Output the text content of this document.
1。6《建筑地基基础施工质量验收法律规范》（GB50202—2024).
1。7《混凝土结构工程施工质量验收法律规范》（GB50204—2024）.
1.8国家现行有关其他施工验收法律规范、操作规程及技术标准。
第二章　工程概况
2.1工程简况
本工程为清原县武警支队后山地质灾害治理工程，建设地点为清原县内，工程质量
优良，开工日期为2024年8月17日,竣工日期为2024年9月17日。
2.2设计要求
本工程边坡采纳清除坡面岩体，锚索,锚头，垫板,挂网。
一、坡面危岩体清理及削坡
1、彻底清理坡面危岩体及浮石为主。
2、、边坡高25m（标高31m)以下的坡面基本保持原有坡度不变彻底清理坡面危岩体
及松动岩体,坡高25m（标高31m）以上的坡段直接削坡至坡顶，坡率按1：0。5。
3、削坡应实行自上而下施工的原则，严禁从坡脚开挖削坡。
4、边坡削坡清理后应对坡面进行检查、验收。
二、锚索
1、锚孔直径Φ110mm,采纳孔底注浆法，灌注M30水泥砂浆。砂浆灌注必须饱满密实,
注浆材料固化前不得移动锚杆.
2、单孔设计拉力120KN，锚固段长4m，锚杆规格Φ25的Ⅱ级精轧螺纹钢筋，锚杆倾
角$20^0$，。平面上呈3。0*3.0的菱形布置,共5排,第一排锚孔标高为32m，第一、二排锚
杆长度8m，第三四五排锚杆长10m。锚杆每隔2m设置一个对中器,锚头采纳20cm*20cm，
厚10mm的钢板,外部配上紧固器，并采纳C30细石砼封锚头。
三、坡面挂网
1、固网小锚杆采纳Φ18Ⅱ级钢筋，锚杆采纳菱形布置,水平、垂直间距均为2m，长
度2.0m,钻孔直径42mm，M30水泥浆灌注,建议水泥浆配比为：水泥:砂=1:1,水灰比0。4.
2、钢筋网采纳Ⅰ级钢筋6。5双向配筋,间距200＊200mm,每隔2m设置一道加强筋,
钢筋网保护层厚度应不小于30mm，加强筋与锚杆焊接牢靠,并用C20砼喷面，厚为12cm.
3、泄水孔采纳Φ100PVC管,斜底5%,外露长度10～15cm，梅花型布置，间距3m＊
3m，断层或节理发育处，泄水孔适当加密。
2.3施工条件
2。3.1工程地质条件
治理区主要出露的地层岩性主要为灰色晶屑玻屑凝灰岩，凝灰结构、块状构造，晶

- SET TASK: Write out all the entries exactly.

- ANSWER FOR THE TASK:
Output the text content of this document.
1。6《建筑地基基础施工质量验收法律规范》（GB50202—2024).
1。7《混凝土结构工程施工质量验收法律规范》（GB50204—2024）.
1.8国家现行有关其他施工验收法律规范、操作规程及技术标准。
第二章　工程概况
2.1工程简况
本工程为清原县武警支队后山地质灾害治理工程，建设地点为清原县内，工程质量
优良，开工日期为2024年8月17日,竣工日期为2024年9月17日。
2.2设计要求
本工程边坡采纳清除坡面岩体，锚索,锚头，垫板,挂网。
一、坡面危岩体清理及削坡
1、彻底清理坡面危岩体及浮石为主。
2、、边坡高25m（标高31m)以下的坡面基本保持原有坡度不变彻底清理坡面危岩体
及松动岩体,坡高25m（标高31m）以上的坡段直接削坡至坡顶，坡率按1：0。5。
3、削坡应实行自上而下施工的原则，严禁从坡脚开挖削坡。
4、边坡削坡清理后应对坡面进行检查、验收。
二、锚索
1、锚孔直径Φ110mm,采纳孔底注浆法，灌注M30水泥砂浆。砂浆灌注必须饱满密实,
注浆材料固化前不得移动锚杆.
2、单孔设计拉力120KN，锚固段长4m，锚杆规格Φ25的Ⅱ级精轧螺纹钢筋，锚杆倾
角$20^0$，。平面上呈3。0*3.0的菱形布置,共5排,第一排锚孔标高为32m，第一、二排锚
杆长度8m，第三四五排锚杆长10m。锚杆每隔2m设置一个对中器,锚头采纳20cm*20cm，
厚10mm的钢板,外部配上紧固器，并采纳C30细石砼封锚头。
三、坡面挂网
1、固网小锚杆采纳Φ18Ⅱ级钢筋，锚杆采纳菱形布置,水平、垂直间距均为2m，长
度2.0m,钻孔直径42mm，M30水泥浆灌注,建议水泥浆配比为：水泥:砂=1:1,水灰比0。4.
2、钢筋网采纳Ⅰ级钢筋6。5双向配筋,间距200＊200mm,每隔2m设置一道加强筋,
钢筋网保护层厚度应不小于30mm，加强筋与锚杆焊接牢靠,并用C20砼喷面，厚为12cm.
3、泄水孔采纳Φ100PVC管,斜底5%,外露长度10～15cm，梅花型布置，间距3m＊
3m，断层或节理发育处，泄水孔适当加密。
2.3施工条件
2。3.1工程地质条件
治理区主要出露的地层岩性主要为灰色晶屑玻屑凝灰岩，凝灰结构、块状构造，晶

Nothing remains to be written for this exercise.